EXTRACTED RECORDS:
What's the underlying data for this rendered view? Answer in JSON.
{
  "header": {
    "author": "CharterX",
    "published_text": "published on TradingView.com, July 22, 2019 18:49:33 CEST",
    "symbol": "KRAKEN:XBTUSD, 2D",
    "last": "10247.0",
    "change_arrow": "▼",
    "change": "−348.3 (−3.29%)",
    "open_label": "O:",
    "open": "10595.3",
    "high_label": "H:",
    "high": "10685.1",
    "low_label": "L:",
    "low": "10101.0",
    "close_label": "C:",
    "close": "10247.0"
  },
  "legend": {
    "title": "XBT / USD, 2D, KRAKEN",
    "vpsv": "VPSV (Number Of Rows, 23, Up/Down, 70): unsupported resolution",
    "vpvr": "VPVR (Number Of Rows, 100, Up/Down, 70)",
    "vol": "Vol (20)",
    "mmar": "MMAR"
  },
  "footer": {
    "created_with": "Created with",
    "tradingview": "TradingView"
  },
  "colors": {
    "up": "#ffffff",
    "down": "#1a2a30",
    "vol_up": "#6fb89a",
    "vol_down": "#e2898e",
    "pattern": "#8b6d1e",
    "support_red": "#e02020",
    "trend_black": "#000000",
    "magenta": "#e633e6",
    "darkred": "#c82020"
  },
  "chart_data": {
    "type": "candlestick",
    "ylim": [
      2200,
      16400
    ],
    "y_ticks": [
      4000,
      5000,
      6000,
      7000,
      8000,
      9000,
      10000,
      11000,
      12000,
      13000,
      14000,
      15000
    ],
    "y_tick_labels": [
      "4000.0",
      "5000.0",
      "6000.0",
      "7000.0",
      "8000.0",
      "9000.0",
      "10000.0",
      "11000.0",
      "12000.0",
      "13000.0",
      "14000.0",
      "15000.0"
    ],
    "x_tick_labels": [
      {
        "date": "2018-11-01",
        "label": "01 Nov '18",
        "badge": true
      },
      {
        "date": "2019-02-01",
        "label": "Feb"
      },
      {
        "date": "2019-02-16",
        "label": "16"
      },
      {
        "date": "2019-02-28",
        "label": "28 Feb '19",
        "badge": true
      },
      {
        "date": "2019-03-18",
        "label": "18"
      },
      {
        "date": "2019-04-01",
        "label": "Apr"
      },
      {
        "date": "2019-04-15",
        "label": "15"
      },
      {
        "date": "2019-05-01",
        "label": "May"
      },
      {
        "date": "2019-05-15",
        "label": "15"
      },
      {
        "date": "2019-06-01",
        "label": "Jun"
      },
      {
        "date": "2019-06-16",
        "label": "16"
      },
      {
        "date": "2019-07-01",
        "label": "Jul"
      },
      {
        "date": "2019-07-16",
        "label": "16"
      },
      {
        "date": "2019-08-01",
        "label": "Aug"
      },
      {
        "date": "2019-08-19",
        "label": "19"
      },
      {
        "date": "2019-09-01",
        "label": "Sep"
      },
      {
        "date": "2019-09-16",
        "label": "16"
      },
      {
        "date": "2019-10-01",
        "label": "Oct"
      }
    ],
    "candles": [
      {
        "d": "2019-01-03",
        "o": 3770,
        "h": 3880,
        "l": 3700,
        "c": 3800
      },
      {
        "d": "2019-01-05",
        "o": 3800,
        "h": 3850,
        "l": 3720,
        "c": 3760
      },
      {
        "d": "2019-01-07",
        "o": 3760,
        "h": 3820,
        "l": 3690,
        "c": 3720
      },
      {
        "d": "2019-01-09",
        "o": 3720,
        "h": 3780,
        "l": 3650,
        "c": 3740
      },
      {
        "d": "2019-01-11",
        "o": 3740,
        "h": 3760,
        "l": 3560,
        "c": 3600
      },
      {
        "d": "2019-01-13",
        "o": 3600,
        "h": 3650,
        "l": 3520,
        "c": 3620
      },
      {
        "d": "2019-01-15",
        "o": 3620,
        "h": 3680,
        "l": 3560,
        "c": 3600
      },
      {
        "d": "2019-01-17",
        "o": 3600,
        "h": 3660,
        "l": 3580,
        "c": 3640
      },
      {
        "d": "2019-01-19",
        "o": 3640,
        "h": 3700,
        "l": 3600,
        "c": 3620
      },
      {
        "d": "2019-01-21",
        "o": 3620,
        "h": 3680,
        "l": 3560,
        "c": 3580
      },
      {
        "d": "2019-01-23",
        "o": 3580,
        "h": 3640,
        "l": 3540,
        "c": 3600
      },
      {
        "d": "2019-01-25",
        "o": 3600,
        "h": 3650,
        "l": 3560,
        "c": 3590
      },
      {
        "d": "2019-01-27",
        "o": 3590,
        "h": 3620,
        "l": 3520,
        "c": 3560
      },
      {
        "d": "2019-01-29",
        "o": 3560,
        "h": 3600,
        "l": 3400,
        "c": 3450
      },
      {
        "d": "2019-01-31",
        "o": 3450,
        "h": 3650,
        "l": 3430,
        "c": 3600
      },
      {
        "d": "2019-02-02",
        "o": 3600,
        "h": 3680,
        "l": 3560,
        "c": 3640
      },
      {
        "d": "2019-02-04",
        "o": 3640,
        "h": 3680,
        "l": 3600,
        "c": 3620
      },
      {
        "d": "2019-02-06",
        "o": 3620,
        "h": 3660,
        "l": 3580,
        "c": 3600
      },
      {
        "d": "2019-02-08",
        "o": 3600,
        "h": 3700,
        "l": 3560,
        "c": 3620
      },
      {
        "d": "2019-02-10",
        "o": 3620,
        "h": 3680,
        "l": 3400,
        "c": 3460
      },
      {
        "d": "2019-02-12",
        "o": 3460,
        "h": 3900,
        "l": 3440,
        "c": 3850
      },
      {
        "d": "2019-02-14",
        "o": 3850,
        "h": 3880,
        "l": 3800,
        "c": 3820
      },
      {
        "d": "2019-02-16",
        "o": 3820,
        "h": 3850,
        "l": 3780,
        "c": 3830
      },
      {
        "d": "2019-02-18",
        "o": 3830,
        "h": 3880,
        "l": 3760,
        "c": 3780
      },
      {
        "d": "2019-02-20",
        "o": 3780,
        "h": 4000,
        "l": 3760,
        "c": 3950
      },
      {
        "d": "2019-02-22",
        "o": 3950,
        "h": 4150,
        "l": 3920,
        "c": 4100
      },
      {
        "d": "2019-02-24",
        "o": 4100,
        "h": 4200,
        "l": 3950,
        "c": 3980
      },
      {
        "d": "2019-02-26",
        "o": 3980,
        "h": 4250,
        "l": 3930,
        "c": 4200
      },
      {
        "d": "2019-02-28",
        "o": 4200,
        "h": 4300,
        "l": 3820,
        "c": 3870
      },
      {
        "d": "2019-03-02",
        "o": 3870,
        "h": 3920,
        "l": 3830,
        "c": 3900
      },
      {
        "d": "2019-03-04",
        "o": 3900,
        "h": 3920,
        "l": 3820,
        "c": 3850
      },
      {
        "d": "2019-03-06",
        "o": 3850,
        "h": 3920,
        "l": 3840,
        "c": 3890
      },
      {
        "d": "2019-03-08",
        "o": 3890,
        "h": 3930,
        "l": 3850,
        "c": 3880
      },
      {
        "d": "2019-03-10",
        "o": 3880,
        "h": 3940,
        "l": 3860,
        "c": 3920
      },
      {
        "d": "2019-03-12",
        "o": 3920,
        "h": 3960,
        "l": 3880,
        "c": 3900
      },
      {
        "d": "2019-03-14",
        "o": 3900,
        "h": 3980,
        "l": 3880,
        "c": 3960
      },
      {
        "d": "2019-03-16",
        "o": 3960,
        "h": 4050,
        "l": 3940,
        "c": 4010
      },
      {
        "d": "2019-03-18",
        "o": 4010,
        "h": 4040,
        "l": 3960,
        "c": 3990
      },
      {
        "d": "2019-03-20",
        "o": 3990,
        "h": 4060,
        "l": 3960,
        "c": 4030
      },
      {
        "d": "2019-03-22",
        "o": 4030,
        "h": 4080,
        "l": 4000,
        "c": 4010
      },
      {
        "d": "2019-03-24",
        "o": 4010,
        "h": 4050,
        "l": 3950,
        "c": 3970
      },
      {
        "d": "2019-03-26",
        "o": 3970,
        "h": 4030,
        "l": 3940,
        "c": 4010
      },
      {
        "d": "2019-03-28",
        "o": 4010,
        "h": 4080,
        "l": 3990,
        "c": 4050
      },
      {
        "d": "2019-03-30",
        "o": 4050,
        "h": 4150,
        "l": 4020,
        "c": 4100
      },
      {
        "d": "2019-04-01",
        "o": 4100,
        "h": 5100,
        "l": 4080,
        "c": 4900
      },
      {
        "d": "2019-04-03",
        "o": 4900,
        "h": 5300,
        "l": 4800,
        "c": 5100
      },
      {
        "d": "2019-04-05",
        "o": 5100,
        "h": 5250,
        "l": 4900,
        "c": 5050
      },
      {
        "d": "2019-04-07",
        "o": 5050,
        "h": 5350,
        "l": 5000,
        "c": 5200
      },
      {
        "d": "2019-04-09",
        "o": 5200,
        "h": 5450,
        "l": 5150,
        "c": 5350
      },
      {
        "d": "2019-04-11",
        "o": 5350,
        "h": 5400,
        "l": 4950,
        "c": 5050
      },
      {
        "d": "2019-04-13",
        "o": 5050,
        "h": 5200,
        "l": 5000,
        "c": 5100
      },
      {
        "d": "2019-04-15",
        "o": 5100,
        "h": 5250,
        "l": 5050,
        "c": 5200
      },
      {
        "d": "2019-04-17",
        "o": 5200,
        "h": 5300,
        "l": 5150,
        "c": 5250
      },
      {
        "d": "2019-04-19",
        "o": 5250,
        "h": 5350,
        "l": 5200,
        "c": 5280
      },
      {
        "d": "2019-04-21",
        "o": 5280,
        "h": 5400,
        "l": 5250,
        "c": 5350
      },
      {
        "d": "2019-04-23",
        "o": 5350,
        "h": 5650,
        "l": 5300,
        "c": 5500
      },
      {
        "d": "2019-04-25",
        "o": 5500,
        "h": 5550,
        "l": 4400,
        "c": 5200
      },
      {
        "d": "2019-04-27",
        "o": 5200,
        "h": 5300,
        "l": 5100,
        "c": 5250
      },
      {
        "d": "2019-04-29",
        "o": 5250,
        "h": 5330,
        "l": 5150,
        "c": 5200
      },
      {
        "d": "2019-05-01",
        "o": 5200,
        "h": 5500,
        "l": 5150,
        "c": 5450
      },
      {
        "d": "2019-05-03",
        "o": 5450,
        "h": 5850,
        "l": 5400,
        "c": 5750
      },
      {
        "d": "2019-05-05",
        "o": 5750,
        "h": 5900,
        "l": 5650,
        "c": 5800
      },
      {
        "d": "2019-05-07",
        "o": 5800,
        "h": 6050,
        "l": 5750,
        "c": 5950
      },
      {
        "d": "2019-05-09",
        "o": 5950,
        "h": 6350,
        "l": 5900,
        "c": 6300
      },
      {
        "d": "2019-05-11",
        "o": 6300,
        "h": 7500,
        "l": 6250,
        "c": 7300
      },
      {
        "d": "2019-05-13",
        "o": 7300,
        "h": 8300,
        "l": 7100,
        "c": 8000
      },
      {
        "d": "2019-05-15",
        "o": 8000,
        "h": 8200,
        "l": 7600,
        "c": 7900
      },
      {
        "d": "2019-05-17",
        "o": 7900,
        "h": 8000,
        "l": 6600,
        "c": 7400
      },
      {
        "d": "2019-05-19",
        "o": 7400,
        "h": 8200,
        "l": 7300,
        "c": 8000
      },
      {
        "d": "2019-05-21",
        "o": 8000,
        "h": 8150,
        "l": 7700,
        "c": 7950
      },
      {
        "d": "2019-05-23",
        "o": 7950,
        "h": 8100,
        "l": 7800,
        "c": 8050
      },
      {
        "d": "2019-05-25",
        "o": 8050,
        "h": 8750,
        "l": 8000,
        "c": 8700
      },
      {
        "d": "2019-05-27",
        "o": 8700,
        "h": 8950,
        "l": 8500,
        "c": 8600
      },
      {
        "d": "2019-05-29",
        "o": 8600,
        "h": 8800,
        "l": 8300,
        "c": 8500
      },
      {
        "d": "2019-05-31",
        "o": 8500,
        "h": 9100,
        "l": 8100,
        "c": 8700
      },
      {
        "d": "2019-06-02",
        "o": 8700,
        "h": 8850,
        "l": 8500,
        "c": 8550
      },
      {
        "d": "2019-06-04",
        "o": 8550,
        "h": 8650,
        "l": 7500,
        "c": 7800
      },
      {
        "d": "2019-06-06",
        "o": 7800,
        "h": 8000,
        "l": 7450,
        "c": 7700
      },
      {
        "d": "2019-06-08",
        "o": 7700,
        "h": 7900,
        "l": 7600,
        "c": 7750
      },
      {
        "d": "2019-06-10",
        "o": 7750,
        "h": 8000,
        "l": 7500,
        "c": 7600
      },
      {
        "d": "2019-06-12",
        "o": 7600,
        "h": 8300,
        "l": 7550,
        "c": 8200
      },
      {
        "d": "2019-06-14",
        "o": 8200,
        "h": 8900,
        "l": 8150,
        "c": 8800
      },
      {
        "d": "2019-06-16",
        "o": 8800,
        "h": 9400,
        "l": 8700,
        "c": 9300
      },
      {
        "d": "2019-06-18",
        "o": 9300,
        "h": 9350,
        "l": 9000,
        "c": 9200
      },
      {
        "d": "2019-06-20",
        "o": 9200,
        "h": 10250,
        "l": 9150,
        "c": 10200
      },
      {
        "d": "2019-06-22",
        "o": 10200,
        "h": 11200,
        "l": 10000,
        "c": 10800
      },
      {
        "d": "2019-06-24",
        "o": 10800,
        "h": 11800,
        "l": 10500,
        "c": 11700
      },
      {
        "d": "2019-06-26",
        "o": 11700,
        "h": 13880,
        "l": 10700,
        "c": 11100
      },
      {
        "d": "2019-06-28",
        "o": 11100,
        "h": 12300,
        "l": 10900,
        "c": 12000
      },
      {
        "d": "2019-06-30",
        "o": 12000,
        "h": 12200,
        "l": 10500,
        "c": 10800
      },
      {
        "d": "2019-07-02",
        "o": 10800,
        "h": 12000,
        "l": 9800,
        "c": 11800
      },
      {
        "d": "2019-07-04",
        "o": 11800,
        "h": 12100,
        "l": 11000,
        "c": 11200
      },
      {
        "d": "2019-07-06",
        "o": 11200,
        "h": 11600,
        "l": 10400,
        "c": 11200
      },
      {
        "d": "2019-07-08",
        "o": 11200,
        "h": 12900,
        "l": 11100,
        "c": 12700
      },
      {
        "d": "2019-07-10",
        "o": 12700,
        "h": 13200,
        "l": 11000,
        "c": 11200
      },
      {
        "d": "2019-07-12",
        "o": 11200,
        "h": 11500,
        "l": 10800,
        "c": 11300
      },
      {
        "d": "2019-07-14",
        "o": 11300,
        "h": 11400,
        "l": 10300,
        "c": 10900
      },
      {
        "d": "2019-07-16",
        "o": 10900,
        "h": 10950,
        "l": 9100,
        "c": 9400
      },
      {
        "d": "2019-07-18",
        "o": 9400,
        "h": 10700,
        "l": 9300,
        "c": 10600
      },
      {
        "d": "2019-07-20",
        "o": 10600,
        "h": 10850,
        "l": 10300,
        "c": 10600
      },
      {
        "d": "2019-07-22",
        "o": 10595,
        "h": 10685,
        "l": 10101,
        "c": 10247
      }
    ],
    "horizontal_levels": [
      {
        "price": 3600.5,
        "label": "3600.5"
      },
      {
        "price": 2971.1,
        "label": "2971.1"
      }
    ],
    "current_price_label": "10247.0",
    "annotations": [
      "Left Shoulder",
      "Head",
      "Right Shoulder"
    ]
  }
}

TASK INSTRUCTIONS:
Pick out lines containing the word "KRAKEN", each one as written.

OUTPUT:
    "symbol": "KRAKEN:XBTUSD, 2D",
    "title": "XBT / USD, 2D, KRAKEN",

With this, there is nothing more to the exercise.